-- Start --

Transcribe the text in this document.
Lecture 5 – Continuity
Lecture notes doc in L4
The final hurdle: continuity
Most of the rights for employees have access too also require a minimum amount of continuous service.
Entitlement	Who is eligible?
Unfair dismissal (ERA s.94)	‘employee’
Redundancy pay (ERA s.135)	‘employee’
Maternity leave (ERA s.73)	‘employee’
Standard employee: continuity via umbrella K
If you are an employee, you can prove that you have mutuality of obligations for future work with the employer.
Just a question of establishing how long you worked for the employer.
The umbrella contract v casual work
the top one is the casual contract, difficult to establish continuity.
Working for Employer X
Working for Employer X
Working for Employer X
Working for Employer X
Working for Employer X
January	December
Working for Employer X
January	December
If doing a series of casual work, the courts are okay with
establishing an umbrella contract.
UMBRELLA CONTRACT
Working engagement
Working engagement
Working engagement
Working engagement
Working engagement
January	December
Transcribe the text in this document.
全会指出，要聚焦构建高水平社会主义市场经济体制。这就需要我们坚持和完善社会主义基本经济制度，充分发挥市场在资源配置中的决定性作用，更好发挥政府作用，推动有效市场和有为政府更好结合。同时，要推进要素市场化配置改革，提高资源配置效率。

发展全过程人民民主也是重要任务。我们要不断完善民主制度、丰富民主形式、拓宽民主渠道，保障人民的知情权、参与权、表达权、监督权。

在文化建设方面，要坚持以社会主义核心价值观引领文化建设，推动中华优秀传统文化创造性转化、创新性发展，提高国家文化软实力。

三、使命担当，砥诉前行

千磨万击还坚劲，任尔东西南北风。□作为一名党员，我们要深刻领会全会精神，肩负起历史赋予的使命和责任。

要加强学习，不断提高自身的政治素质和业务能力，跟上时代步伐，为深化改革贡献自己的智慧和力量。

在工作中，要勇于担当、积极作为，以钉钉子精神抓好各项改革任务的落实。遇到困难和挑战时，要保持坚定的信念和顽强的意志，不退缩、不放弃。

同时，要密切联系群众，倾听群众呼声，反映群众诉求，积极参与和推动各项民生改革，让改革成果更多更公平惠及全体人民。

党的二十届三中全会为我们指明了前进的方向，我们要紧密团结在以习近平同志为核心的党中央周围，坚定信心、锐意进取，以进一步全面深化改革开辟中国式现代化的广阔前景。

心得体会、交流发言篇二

-- End --

Work to be completed: Emit the records above again, exactly, with no line skipped.

Final result:
Transcribe the text in this document.
Lecture 5 – Continuity
Lecture notes doc in L4
The final hurdle: continuity
Most of the rights for employees have access too also require a minimum amount of continuous service.
Entitlement	Who is eligible?
Unfair dismissal (ERA s.94)	‘employee’
Redundancy pay (ERA s.135)	‘employee’
Maternity leave (ERA s.73)	‘employee’
Standard employee: continuity via umbrella K
If you are an employee, you can prove that you have mutuality of obligations for future work with the employer.
Just a question of establishing how long you worked for the employer.
The umbrella contract v casual work
the top one is the casual contract, difficult to establish continuity.
Working for Employer X
Working for Employer X
Working for Employer X
Working for Employer X
Working for Employer X
January	December
Working for Employer X
January	December
If doing a series of casual work, the courts are okay with
establishing an umbrella contract.
UMBRELLA CONTRACT
Working engagement
Working engagement
Working engagement
Working engagement
Working engagement
January	December
Transcribe the text in this document.
全会指出，要聚焦构建高水平社会主义市场经济体制。这就需要我们坚持和完善社会主义基本经济制度，充分发挥市场在资源配置中的决定性作用，更好发挥政府作用，推动有效市场和有为政府更好结合。同时，要推进要素市场化配置改革，提高资源配置效率。

发展全过程人民民主也是重要任务。我们要不断完善民主制度、丰富民主形式、拓宽民主渠道，保障人民的知情权、参与权、表达权、监督权。

在文化建设方面，要坚持以社会主义核心价值观引领文化建设，推动中华优秀传统文化创造性转化、创新性发展，提高国家文化软实力。

三、使命担当，砥诉前行

千磨万击还坚劲，任尔东西南北风。□作为一名党员，我们要深刻领会全会精神，肩负起历史赋予的使命和责任。

要加强学习，不断提高自身的政治素质和业务能力，跟上时代步伐，为深化改革贡献自己的智慧和力量。

在工作中，要勇于担当、积极作为，以钉钉子精神抓好各项改革任务的落实。遇到困难和挑战时，要保持坚定的信念和顽强的意志，不退缩、不放弃。

同时，要密切联系群众，倾听群众呼声，反映群众诉求，积极参与和推动各项民生改革，让改革成果更多更公平惠及全体人民。

党的二十届三中全会为我们指明了前进的方向，我们要紧密团结在以习近平同志为核心的党中央周围，坚定信心、锐意进取，以进一步全面深化改革开辟中国式现代化的广阔前景。

心得体会、交流发言篇二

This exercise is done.